- EXTRAIT:
Les frais pédagogiques sont pris en charge à 100% par le CPF du collaborateur, sa formation se fait sur le temps de travail et nous prenons en charge les frais annexes. »
Hervé Cambier, Directeur Formation et Développement des Talents – Colas
Le co-investissement lors du CPF co-construit : plusieurs modalités
L’investissement de l’employeur dans le projet du salarié peut se matérialiser de 2 façons :
Financièrement, via l’abondement ou la dotation
En temps accordé pour se former
Cet investissement peut être réalisé au cas par cas par l’employeur, ou faire l’objet d’une formalisation qui fixe les modalités et les critères d’abondement de l’employeur.
L’abondement
Le principe : L’employeur prend en charge une partie des coûts de formation en négociant directement avec l’organisme de formation (OF) dispensant la formation
En pratique : L’employeur définit en amont le montant de sa participation et négocie avec l’OF. Celui-ci identifie le salarié concerné et lors de sa demande dans l’application modifie le prix. Il réalise une facture du différentiel à l’entreprise.
Avantages :
Négociation en direct avec l’organisme, et non paiement de la TVA
Visibilité sur l’action de formation suivie par le salarié
Exemple d’un processus d’abondement
L’abondement de co-construction se fait à l’initiative du financeur (ici l’employeur). Ce dernier établit, en amont et en partenariat avec la Caisse des Dépôts, des critères de versement de l’abondement. Si une demande de formation remplit les critères exigés, et qu’un financement complémentaire est requis, alors un abondement sera versé automatiquement. Cette solution, réservée notamment pour les très grosses entreprises, est encore très faiblement utilisée.

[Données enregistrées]

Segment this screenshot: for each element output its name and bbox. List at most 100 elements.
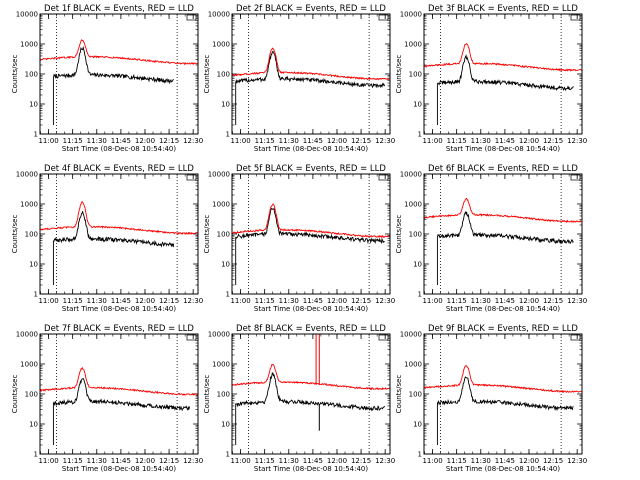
y-tick-label: 100 — [217, 71, 230, 79]
panel-det-7: Det 7f BLACK = Events, RED = LLD 1 10 100 10… — [11, 324, 203, 473]
x-tick-label: 12:00 — [135, 297, 155, 305]
plot-frame — [423, 13, 583, 135]
series-line-events — [52, 211, 175, 285]
y-axis-label: Counts/sec — [203, 55, 211, 94]
y-tick-label: 1000 — [20, 41, 38, 49]
series-line-lld — [39, 201, 198, 236]
series-line-events — [235, 207, 385, 285]
y-tick-label: 100 — [25, 71, 38, 79]
x-tick-label: 11:45 — [495, 297, 515, 305]
y-tick-label: 10 — [29, 421, 38, 429]
y-tick-label: 10 — [29, 101, 38, 109]
y-tick-label: 100 — [25, 391, 38, 399]
x-tick-label: 12:00 — [519, 457, 539, 465]
panel-title: Det 5f BLACK = Events, RED = LLD — [236, 164, 386, 174]
x-tick-label: 12:00 — [135, 137, 155, 145]
x-tick-label: 12:15 — [543, 137, 563, 145]
x-tick-label: 11:45 — [303, 297, 323, 305]
legend-box — [186, 334, 197, 341]
y-tick-label: 100 — [217, 231, 230, 239]
x-tick-label: 11:45 — [495, 137, 515, 145]
y-tick-label: 1 — [226, 291, 230, 299]
plot-frame — [231, 173, 391, 295]
series-line-events — [52, 45, 174, 125]
x-axis-label: Start Time (08-Dec-08 10:54:40) — [446, 305, 560, 313]
y-tick-label: 10000 — [400, 331, 422, 339]
y-tick-label: 10 — [413, 101, 422, 109]
x-tick-label: 11:00 — [230, 297, 250, 305]
x-tick-label: 11:45 — [303, 457, 323, 465]
y-tick-label: 1 — [34, 291, 38, 299]
y-tick-label: 10 — [29, 261, 38, 269]
x-tick-label: 11:00 — [38, 137, 58, 145]
x-tick-label: 12:00 — [135, 457, 155, 465]
y-tick-label: 10000 — [16, 171, 38, 179]
series-line-lld — [39, 366, 198, 396]
x-tick-label: 12:15 — [159, 297, 179, 305]
x-tick-label: 11:00 — [422, 457, 442, 465]
y-tick-label: 1000 — [404, 41, 422, 49]
x-axis-label: Start Time (08-Dec-08 10:54:40) — [62, 465, 176, 473]
y-tick-label: 10000 — [16, 11, 38, 19]
y-tick-label: 100 — [217, 391, 230, 399]
series-line-lld — [231, 47, 390, 81]
x-tick-label: 12:15 — [159, 457, 179, 465]
x-tick-label: 11:30 — [471, 297, 491, 305]
y-tick-label: 1 — [34, 131, 38, 139]
panel-title: Det 6f BLACK = Events, RED = LLD — [428, 164, 578, 174]
x-tick-label: 11:30 — [471, 137, 491, 145]
x-tick-label: 12:30 — [567, 137, 587, 145]
x-tick-label: 12:30 — [567, 457, 587, 465]
y-axis-label: Counts/sec — [11, 215, 19, 254]
x-tick-label: 12:30 — [375, 297, 395, 305]
series-line-lld — [231, 203, 390, 239]
series-line-lld — [423, 197, 582, 224]
series-line-lld — [39, 39, 198, 66]
legend-box — [378, 334, 389, 341]
y-axis-label: Counts/sec — [395, 375, 403, 414]
x-tick-label: 11:45 — [303, 137, 323, 145]
x-tick-label: 11:15 — [447, 457, 467, 465]
x-tick-label: 11:30 — [279, 137, 299, 145]
plot-frame — [39, 13, 199, 135]
x-tick-label: 11:00 — [38, 457, 58, 465]
legend-box — [570, 174, 581, 181]
panel-title: Det 4f BLACK = Events, RED = LLD — [44, 164, 194, 174]
x-tick-label: 11:45 — [111, 137, 131, 145]
panel-det-5: Det 5f BLACK = Events, RED = LLD 1 10 100 10… — [203, 164, 395, 313]
panel-det-8: Det 8f BLACK = Events, RED = LLD 1 10 100 10… — [203, 324, 395, 473]
x-tick-label: 11:00 — [230, 137, 250, 145]
y-tick-label: 1000 — [404, 361, 422, 369]
plot-frame — [231, 13, 391, 135]
x-tick-label: 11:30 — [471, 457, 491, 465]
x-tick-label: 12:15 — [351, 297, 371, 305]
y-tick-label: 1000 — [212, 201, 230, 209]
x-tick-label: 11:15 — [447, 297, 467, 305]
x-tick-label: 12:00 — [519, 297, 539, 305]
x-tick-label: 11:30 — [87, 457, 107, 465]
series-line-lld — [423, 42, 582, 72]
series-line-lld — [423, 364, 582, 394]
y-tick-label: 1000 — [20, 201, 38, 209]
y-tick-label: 1000 — [212, 41, 230, 49]
y-tick-label: 1 — [418, 291, 422, 299]
series-line-lld — [231, 363, 390, 391]
panel-det-3: Det 3f BLACK = Events, RED = LLD 1 10 100 10… — [395, 4, 587, 153]
panel-title: Det 3f BLACK = Events, RED = LLD — [428, 4, 578, 14]
x-tick-label: 12:30 — [183, 137, 203, 145]
x-axis-label: Start Time (08-Dec-08 10:54:40) — [62, 305, 176, 313]
y-axis-label: Counts/sec — [395, 55, 403, 94]
x-tick-label: 11:00 — [38, 297, 58, 305]
panel-title: Det 7f BLACK = Events, RED = LLD — [44, 324, 194, 334]
y-tick-label: 1 — [34, 451, 38, 459]
x-tick-label: 12:15 — [543, 297, 563, 305]
legend-box — [378, 14, 389, 21]
legend-box — [378, 174, 389, 181]
x-tick-label: 11:15 — [255, 137, 275, 145]
x-tick-label: 12:15 — [351, 457, 371, 465]
y-axis-label: Counts/sec — [203, 215, 211, 254]
series-line-events — [436, 376, 574, 445]
y-tick-label: 10000 — [400, 11, 422, 19]
x-tick-label: 11:15 — [255, 457, 275, 465]
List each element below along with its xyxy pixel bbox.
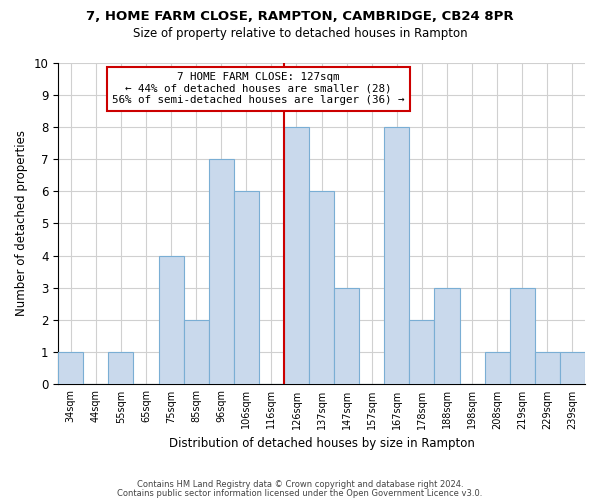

- CONSIGNE A:
Les affirmations suivantes concordent-elles avec l'extrait sur le co-investissement dans le CPF ? Répondez par oui ou non à chacune, en citant les mots décisifs de l'extrait. (i) L'abondement dispense de payer la TVA. (ii) C'est le salarié qui négocie avec l'organisme de formation le montant de la participation de l'employeur. (iii) L'abondement de co-construction est aujourd'hui largement utilisé.
- CONSIGNE B:
Selon l'extrait sur le co-investissement dans le CPF, avec quel partenaire l'employeur établit-il les critères de versement de l'abondement de co-construction ?
- CONSIGNE C:
Prolongez l'extrait sur le co-investissement dans le CPF au-delà de sa dernière phrase.

- RÉPONSE ATTENDUE A:
(i) Oui : « Négociation en direct avec l’organisme, et non paiement de la TVA ».
(ii) Non : « L’employeur définit en amont le montant de sa participation et négocie avec l’OF. »
(iii) Non : « est encore très faiblement utilisée ».

- RÉPONSE ATTENDUE B:
Avec la Caisse des Dépôts.

- RÉPONSE ATTENDUE C:
La dotation
Le principe : L’employeur réalise un versement directement sur le compteur CPF du salarié qui peut ensuite le mobiliser pour financer son projet.
En pratique : L’employeur a besoin d’une habilitation pour se connecter à l’Espace des Employeurs et des Financeurs (EDEF). Celle-ci est obtenue via Net-Entreprises.fr. Pour plus d’information sur la mise en service : https://www.financeurs.moncompteformation.gouv.fr/demarrer-sur-edef
Avantage :
fluidité du processus
À savoir : Au-delà de la dotation volontaire, d’autres dotations peuvent être réalisées sur cette plateforme.
Synthèse des dotations possibles sur EDEF
Formation sur le temps de travail
L’effort de l’employeur pour soutenir le projet CPF du salarié peut également se faire en temps accordé pour se former. Cette solution peut venir s’ajouter à l’aide financière vue précédemment.
Principe : L’employeur définit une durée sur le temps de travail pendant laquelle le salarié peut se former sur son CPF. Le salarié est rémunéré dans les mêmes conditions qu’une journée travaillée.
Ex : l’employeur accorde à chaque salarié qui mobilise son CPF une durée de 14 heures/an pendant laquelle ils peuvent se former
En pratique : Cette durée peut être décidée de gré à gré entre le salarié et l’employeur en l’absence de formalisation d’une politique CPF.
En cas de formalisation au niveau de l’entreprise, c’est la durée prévue par les textes qui s’appliquent uniformément aux salariés.
Avantages :
Facilite le passage à l’action du salarié
Ne nécessite pas d’avance de fonds (seul le salaire est versé de manière habituelle)
Construire sa politique de CPF co-construit
L’employeur peut s’engager à plusieurs niveaux, selon la maturité sur le sujet, pour mettre en place un politique de CPF co-construit.
Niveau 1 – Sensibiliser les salariés
Les entreprises peuvent réaliser des actions de sensibilisation auprès de leurs salarié·es : prise en main de l’application « Mon Compte Formation » lors d’événements RH par exemple. L’enjeu est également d’informer les salarié·es sur leurs droits CPF ou encore les formations qu’ils peuvent mobiliser.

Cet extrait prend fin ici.